◆ THE DATA ◆

───

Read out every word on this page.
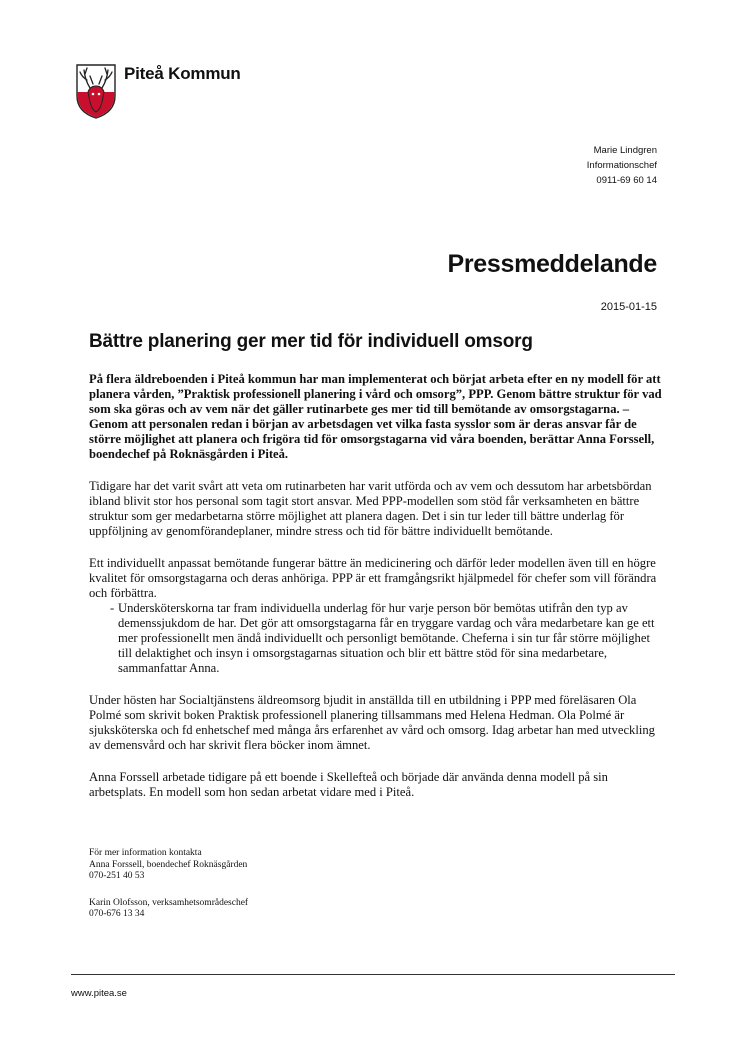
Piteå Kommun
Marie Lindgren
Informationschef
0911-69 60 14
Pressmeddelande
2015-01-15
Bättre planering ger mer tid för individuell omsorg

På flera äldreboenden i Piteå kommun har man implementerat och börjat arbeta efter en ny modell för att planera vården, ”Praktisk professionell planering i vård och omsorg”, PPP. Genom bättre struktur för vad som ska göras och av vem när det gäller rutinarbete ges mer tid till bemötande av omsorgstagarna. – Genom att personalen redan i början av arbetsdagen vet vilka fasta sysslor som är deras ansvar får de större möjlighet att planera och frigöra tid för omsorgstagarna vid våra boenden, berättar Anna Forssell, boendechef på Roknäsgården i Piteå.

Tidigare har det varit svårt att veta om rutinarbeten har varit utförda och av vem och dessutom har arbetsbördan ibland blivit stor hos personal som tagit stort ansvar. Med PPP-modellen som stöd får verksamheten en bättre struktur som ger medarbetarna större möjlighet att planera dagen. Det i sin tur leder till bättre underlag för uppföljning av genomförandeplaner, mindre stress och tid för bättre individuellt bemötande.

Ett individuellt anpassat bemötande fungerar bättre än medicinering och därför leder modellen även till en högre kvalitet för omsorgstagarna och deras anhöriga. PPP är ett framgångsrikt hjälpmedel för chefer som vill förändra och förbättra.

- Undersköterskorna tar fram individuella underlag för hur varje person bör bemötas utifrån den typ av demenssjukdom de har. Det gör att omsorgstagarna får en tryggare vardag och våra medarbetare kan ge ett mer professionellt men ändå individuellt och personligt bemötande. Cheferna i sin tur får större möjlighet till delaktighet och insyn i omsorgstagarnas situation och blir ett bättre stöd för sina medarbetare, sammanfattar Anna.

Under hösten har Socialtjänstens äldreomsorg bjudit in anställda till en utbildning i PPP med föreläsaren Ola Polmé som skrivit boken Praktisk professionell planering tillsammans med Helena Hedman. Ola Polmé är sjuksköterska och fd enhetschef med många års erfarenhet av vård och omsorg. Idag arbetar han med utveckling av demensvård och har skrivit flera böcker inom ämnet.

Anna Forssell arbetade tidigare på ett boende i Skellefteå och började där använda denna modell på sin arbetsplats. En modell som hon sedan arbetat vidare med i Piteå.

För mer information kontakta
Anna Forssell, boendechef Roknäsgården
070-251 40 53
Karin Olofsson, verksamhetsområdeschef
070-676 13 34
www.pitea.se
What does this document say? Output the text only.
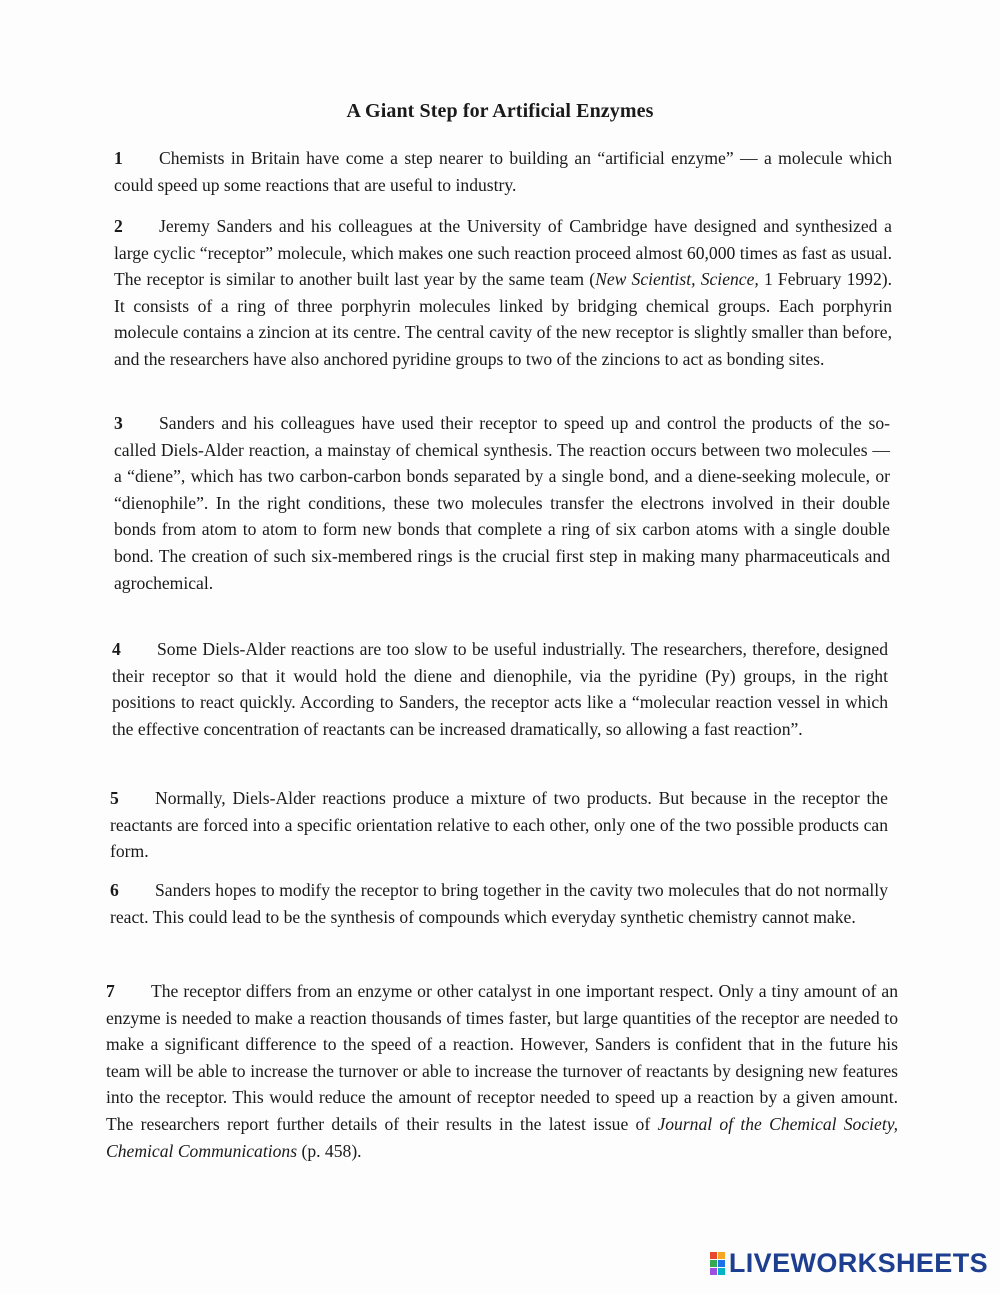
A Giant Step for Artificial Enzymes
1 Chemists in Britain have come a step nearer to building an “artificial enzyme” — a molecule which could speed up some reactions that are useful to industry.
2 Jeremy Sanders and his colleagues at the University of Cambridge have designed and synthesized a large cyclic “receptor” molecule, which makes one such reaction proceed almost 60,000 times as fast as usual. The receptor is similar to another built last year by the same team (New Scientist, Science, 1 February 1992). It consists of a ring of three porphyrin molecules linked by bridging chemical groups. Each porphyrin molecule contains a zincion at its centre. The central cavity of the new receptor is slightly smaller than before, and the researchers have also anchored pyridine groups to two of the zincions to act as bonding sites.
3 Sanders and his colleagues have used their receptor to speed up and control the products of the so-called Diels-Alder reaction, a mainstay of chemical synthesis. The reaction occurs between two molecules — a “diene”, which has two carbon-carbon bonds separated by a single bond, and a diene-seeking molecule, or “dienophile”. In the right conditions, these two molecules transfer the electrons involved in their double bonds from atom to atom to form new bonds that complete a ring of six carbon atoms with a single double bond. The creation of such six-membered rings is the crucial first step in making many pharmaceuticals and agrochemical.
4 Some Diels-Alder reactions are too slow to be useful industrially. The researchers, therefore, designed their receptor so that it would hold the diene and dienophile, via the pyridine (Py) groups, in the right positions to react quickly. According to Sanders, the receptor acts like a “molecular reaction vessel in which the effective concentration of reactants can be increased dramatically, so allowing a fast reaction”.
5 Normally, Diels-Alder reactions produce a mixture of two products. But because in the receptor the reactants are forced into a specific orientation relative to each other, only one of the two possible products can form.
6 Sanders hopes to modify the receptor to bring together in the cavity two molecules that do not normally react. This could lead to be the synthesis of compounds which everyday synthetic chemistry cannot make.
7 The receptor differs from an enzyme or other catalyst in one important respect. Only a tiny amount of an enzyme is needed to make a reaction thousands of times faster, but large quantities of the receptor are needed to make a significant difference to the speed of a reaction. However, Sanders is confident that in the future his team will be able to increase the turnover or able to increase the turnover of reactants by designing new features into the receptor. This would reduce the amount of receptor needed to speed up a reaction by a given amount. The researchers report further details of their results in the latest issue of Journal of the Chemical Society, Chemical Communications (p. 458).
LIVEWORKSHEETS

───

◆ TASK DIRECTIONS ◆
Check each line in the records above for the word "could". Return those that have it.

◆ SOLUTION TO THIS TASK ◆
1 Chemists in Britain have come a step nearer to building an “artificial enzyme” — a molecule which could speed up some reactions that are useful to industry.
6 Sanders hopes to modify the receptor to bring together in the cavity two molecules that do not normally react. This could lead to be the synthesis of compounds which everyday synthetic chemistry cannot make.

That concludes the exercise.